# TASK BRIEF
Copy all the entries word for word, but omit the pictures.

++++++++++++++++++++

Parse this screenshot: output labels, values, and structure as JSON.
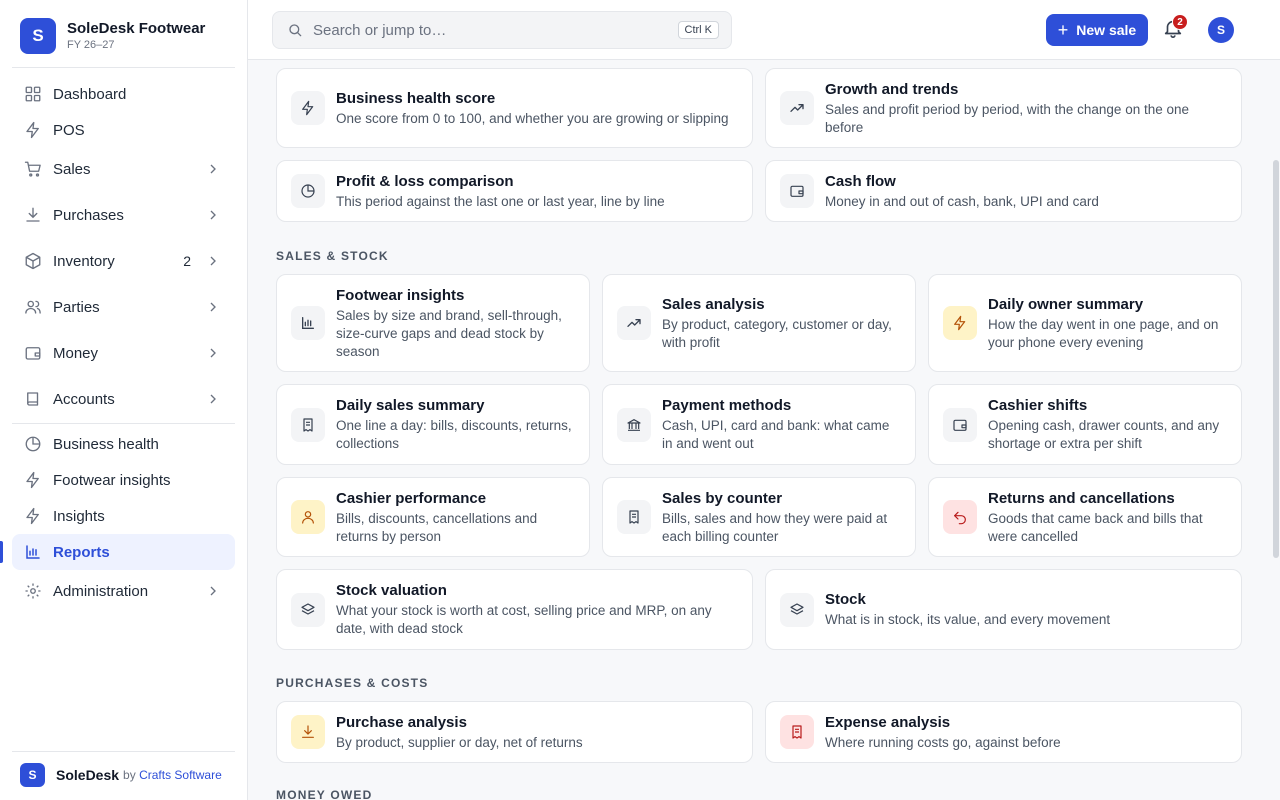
{
  "app": {
    "brand_name": "SoleDesk Footwear",
    "brand_initial": "S",
    "fiscal_year": "FY 26–27"
  },
  "sidebar": {
    "items": [
      {
        "label": "Dashboard",
        "icon": "grid-icon"
      },
      {
        "label": "POS",
        "icon": "bolt-icon"
      },
      {
        "label": "Sales",
        "icon": "cart-icon"
      },
      {
        "label": "Purchases",
        "icon": "download-icon"
      },
      {
        "label": "Inventory",
        "icon": "box-icon",
        "badge": "2"
      },
      {
        "label": "Parties",
        "icon": "users-icon"
      },
      {
        "label": "Money",
        "icon": "wallet-icon"
      },
      {
        "label": "Accounts",
        "icon": "book-icon"
      },
      {
        "label": "Business health",
        "icon": "pie-icon"
      },
      {
        "label": "Footwear insights",
        "icon": "bolt-icon"
      },
      {
        "label": "Insights",
        "icon": "bolt-icon"
      },
      {
        "label": "Reports",
        "icon": "bar-chart-icon"
      },
      {
        "label": "Administration",
        "icon": "gear-icon"
      }
    ],
    "active": "Reports"
  },
  "footer": {
    "initial": "S",
    "product": "SoleDesk",
    "by": "by",
    "vendor": "Crafts Software"
  },
  "header": {
    "search_placeholder": "Search or jump to…",
    "search_shortcut": "Ctrl K",
    "new_sale_label": "New sale",
    "notification_count": "2",
    "avatar_initial": "S"
  },
  "sections": {
    "sales_stock": "SALES & STOCK",
    "purchases_costs": "PURCHASES & COSTS",
    "money_owed": "MONEY OWED"
  },
  "cards": {
    "business_health": {
      "title": "Business health score",
      "desc": "One score from 0 to 100, and whether you are growing or slipping",
      "icon": "bolt-icon"
    },
    "growth": {
      "title": "Growth and trends",
      "desc": "Sales and profit period by period, with the change on the one before",
      "icon": "trend-up-icon"
    },
    "pnl": {
      "title": "Profit & loss comparison",
      "desc": "This period against the last one or last year, line by line",
      "icon": "pie-icon"
    },
    "cash_flow": {
      "title": "Cash flow",
      "desc": "Money in and out of cash, bank, UPI and card",
      "icon": "wallet-icon"
    },
    "footwear": {
      "title": "Footwear insights",
      "desc": "Sales by size and brand, sell-through, size-curve gaps and dead stock by season",
      "icon": "bar-chart-icon"
    },
    "sales_analysis": {
      "title": "Sales analysis",
      "desc": "By product, category, customer or day, with profit",
      "icon": "trend-up-icon"
    },
    "owner_summary": {
      "title": "Daily owner summary",
      "desc": "How the day went in one page, and on your phone every evening",
      "icon": "bolt-icon"
    },
    "daily_sales": {
      "title": "Daily sales summary",
      "desc": "One line a day: bills, discounts, returns, collections",
      "icon": "receipt-icon"
    },
    "payment_methods": {
      "title": "Payment methods",
      "desc": "Cash, UPI, card and bank: what came in and went out",
      "icon": "bank-icon"
    },
    "cashier_shifts": {
      "title": "Cashier shifts",
      "desc": "Opening cash, drawer counts, and any shortage or extra per shift",
      "icon": "wallet-icon"
    },
    "cashier_perf": {
      "title": "Cashier performance",
      "desc": "Bills, discounts, cancellations and returns by person",
      "icon": "user-icon"
    },
    "sales_counter": {
      "title": "Sales by counter",
      "desc": "Bills, sales and how they were paid at each billing counter",
      "icon": "receipt-icon"
    },
    "returns": {
      "title": "Returns and cancellations",
      "desc": "Goods that came back and bills that were cancelled",
      "icon": "undo-icon"
    },
    "stock_valuation": {
      "title": "Stock valuation",
      "desc": "What your stock is worth at cost, selling price and MRP, on any date, with dead stock",
      "icon": "layers-icon"
    },
    "stock": {
      "title": "Stock",
      "desc": "What is in stock, its value, and every movement",
      "icon": "layers-icon"
    },
    "purchase_analysis": {
      "title": "Purchase analysis",
      "desc": "By product, supplier or day, net of returns",
      "icon": "download-icon"
    },
    "expense_analysis": {
      "title": "Expense analysis",
      "desc": "Where running costs go, against before",
      "icon": "receipt-icon"
    }
  }
}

++++++++++++++++++++

# REPLY
Parse this screenshot: output labels, values, and structure as JSON.
{
  "app": {
    "brand_name": "SoleDesk Footwear",
    "brand_initial": "S",
    "fiscal_year": "FY 26–27"
  },
  "sidebar": {
    "items": [
      {
        "label": "Dashboard",
        "icon": "grid-icon"
      },
      {
        "label": "POS",
        "icon": "bolt-icon"
      },
      {
        "label": "Sales",
        "icon": "cart-icon"
      },
      {
        "label": "Purchases",
        "icon": "download-icon"
      },
      {
        "label": "Inventory",
        "icon": "box-icon",
        "badge": "2"
      },
      {
        "label": "Parties",
        "icon": "users-icon"
      },
      {
        "label": "Money",
        "icon": "wallet-icon"
      },
      {
        "label": "Accounts",
        "icon": "book-icon"
      },
      {
        "label": "Business health",
        "icon": "pie-icon"
      },
      {
        "label": "Footwear insights",
        "icon": "bolt-icon"
      },
      {
        "label": "Insights",
        "icon": "bolt-icon"
      },
      {
        "label": "Reports",
        "icon": "bar-chart-icon"
      },
      {
        "label": "Administration",
        "icon": "gear-icon"
      }
    ],
    "active": "Reports"
  },
  "footer": {
    "initial": "S",
    "product": "SoleDesk",
    "by": "by",
    "vendor": "Crafts Software"
  },
  "header": {
    "search_placeholder": "Search or jump to…",
    "search_shortcut": "Ctrl K",
    "new_sale_label": "New sale",
    "notification_count": "2",
    "avatar_initial": "S"
  },
  "sections": {
    "sales_stock": "SALES & STOCK",
    "purchases_costs": "PURCHASES & COSTS",
    "money_owed": "MONEY OWED"
  },
  "cards": {
    "business_health": {
      "title": "Business health score",
      "desc": "One score from 0 to 100, and whether you are growing or slipping",
      "icon": "bolt-icon"
    },
    "growth": {
      "title": "Growth and trends",
      "desc": "Sales and profit period by period, with the change on the one before",
      "icon": "trend-up-icon"
    },
    "pnl": {
      "title": "Profit & loss comparison",
      "desc": "This period against the last one or last year, line by line",
      "icon": "pie-icon"
    },
    "cash_flow": {
      "title": "Cash flow",
      "desc": "Money in and out of cash, bank, UPI and card",
      "icon": "wallet-icon"
    },
    "footwear": {
      "title": "Footwear insights",
      "desc": "Sales by size and brand, sell-through, size-curve gaps and dead stock by season",
      "icon": "bar-chart-icon"
    },
    "sales_analysis": {
      "title": "Sales analysis",
      "desc": "By product, category, customer or day, with profit",
      "icon": "trend-up-icon"
    },
    "owner_summary": {
      "title": "Daily owner summary",
      "desc": "How the day went in one page, and on your phone every evening",
      "icon": "bolt-icon"
    },
    "daily_sales": {
      "title": "Daily sales summary",
      "desc": "One line a day: bills, discounts, returns, collections",
      "icon": "receipt-icon"
    },
    "payment_methods": {
      "title": "Payment methods",
      "desc": "Cash, UPI, card and bank: what came in and went out",
      "icon": "bank-icon"
    },
    "cashier_shifts": {
      "title": "Cashier shifts",
      "desc": "Opening cash, drawer counts, and any shortage or extra per shift",
      "icon": "wallet-icon"
    },
    "cashier_perf": {
      "title": "Cashier performance",
      "desc": "Bills, discounts, cancellations and returns by person",
      "icon": "user-icon"
    },
    "sales_counter": {
      "title": "Sales by counter",
      "desc": "Bills, sales and how they were paid at each billing counter",
      "icon": "receipt-icon"
    },
    "returns": {
      "title": "Returns and cancellations",
      "desc": "Goods that came back and bills that were cancelled",
      "icon": "undo-icon"
    },
    "stock_valuation": {
      "title": "Stock valuation",
      "desc": "What your stock is worth at cost, selling price and MRP, on any date, with dead stock",
      "icon": "layers-icon"
    },
    "stock": {
      "title": "Stock",
      "desc": "What is in stock, its value, and every movement",
      "icon": "layers-icon"
    },
    "purchase_analysis": {
      "title": "Purchase analysis",
      "desc": "By product, supplier or day, net of returns",
      "icon": "download-icon"
    },
    "expense_analysis": {
      "title": "Expense analysis",
      "desc": "Where running costs go, against before",
      "icon": "receipt-icon"
    }
  }
}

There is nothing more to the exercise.